_Exercise directions_
Copy nothing but the text: repeat each entry exactly and drop the images.

* * * * *

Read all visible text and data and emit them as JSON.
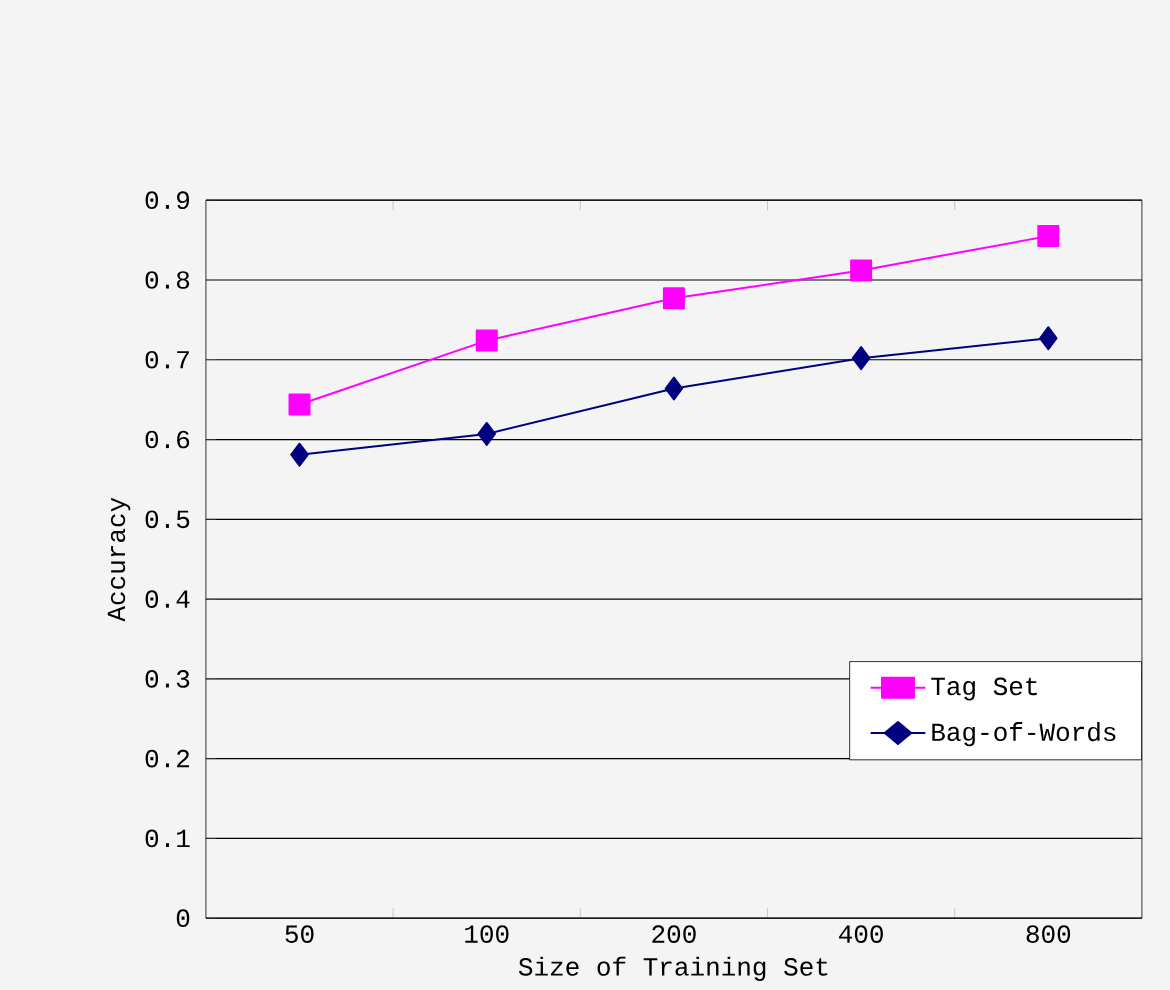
{
  "chart_data": {
    "type": "line",
    "xlabel": "Size of Training Set",
    "ylabel": "Accuracy",
    "categories": [
      "50",
      "100",
      "200",
      "400",
      "800"
    ],
    "series": [
      {
        "name": "Tag Set",
        "color": "#ff00ff",
        "marker": "square",
        "values": [
          0.644,
          0.724,
          0.777,
          0.812,
          0.855
        ]
      },
      {
        "name": "Bag-of-Words",
        "color": "#000080",
        "marker": "diamond",
        "values": [
          0.581,
          0.607,
          0.664,
          0.702,
          0.727
        ]
      }
    ],
    "ylim": [
      0,
      0.9
    ],
    "yticks": [
      0,
      0.1,
      0.2,
      0.3,
      0.4,
      0.5,
      0.6,
      0.7,
      0.8,
      0.9
    ],
    "grid": "y",
    "legend": "right",
    "line_style": "solid"
  }
}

* * * * *

_Task answer_
Read all visible text and data and emit them as JSON.
{
  "chart_data": {
    "type": "line",
    "xlabel": "Size of Training Set",
    "ylabel": "Accuracy",
    "categories": [
      "50",
      "100",
      "200",
      "400",
      "800"
    ],
    "series": [
      {
        "name": "Tag Set",
        "color": "#ff00ff",
        "marker": "square",
        "values": [
          0.644,
          0.724,
          0.777,
          0.812,
          0.855
        ]
      },
      {
        "name": "Bag-of-Words",
        "color": "#000080",
        "marker": "diamond",
        "values": [
          0.581,
          0.607,
          0.664,
          0.702,
          0.727
        ]
      }
    ],
    "ylim": [
      0,
      0.9
    ],
    "yticks": [
      0,
      0.1,
      0.2,
      0.3,
      0.4,
      0.5,
      0.6,
      0.7,
      0.8,
      0.9
    ],
    "grid": "y",
    "legend": "right",
    "line_style": "solid"
  }
}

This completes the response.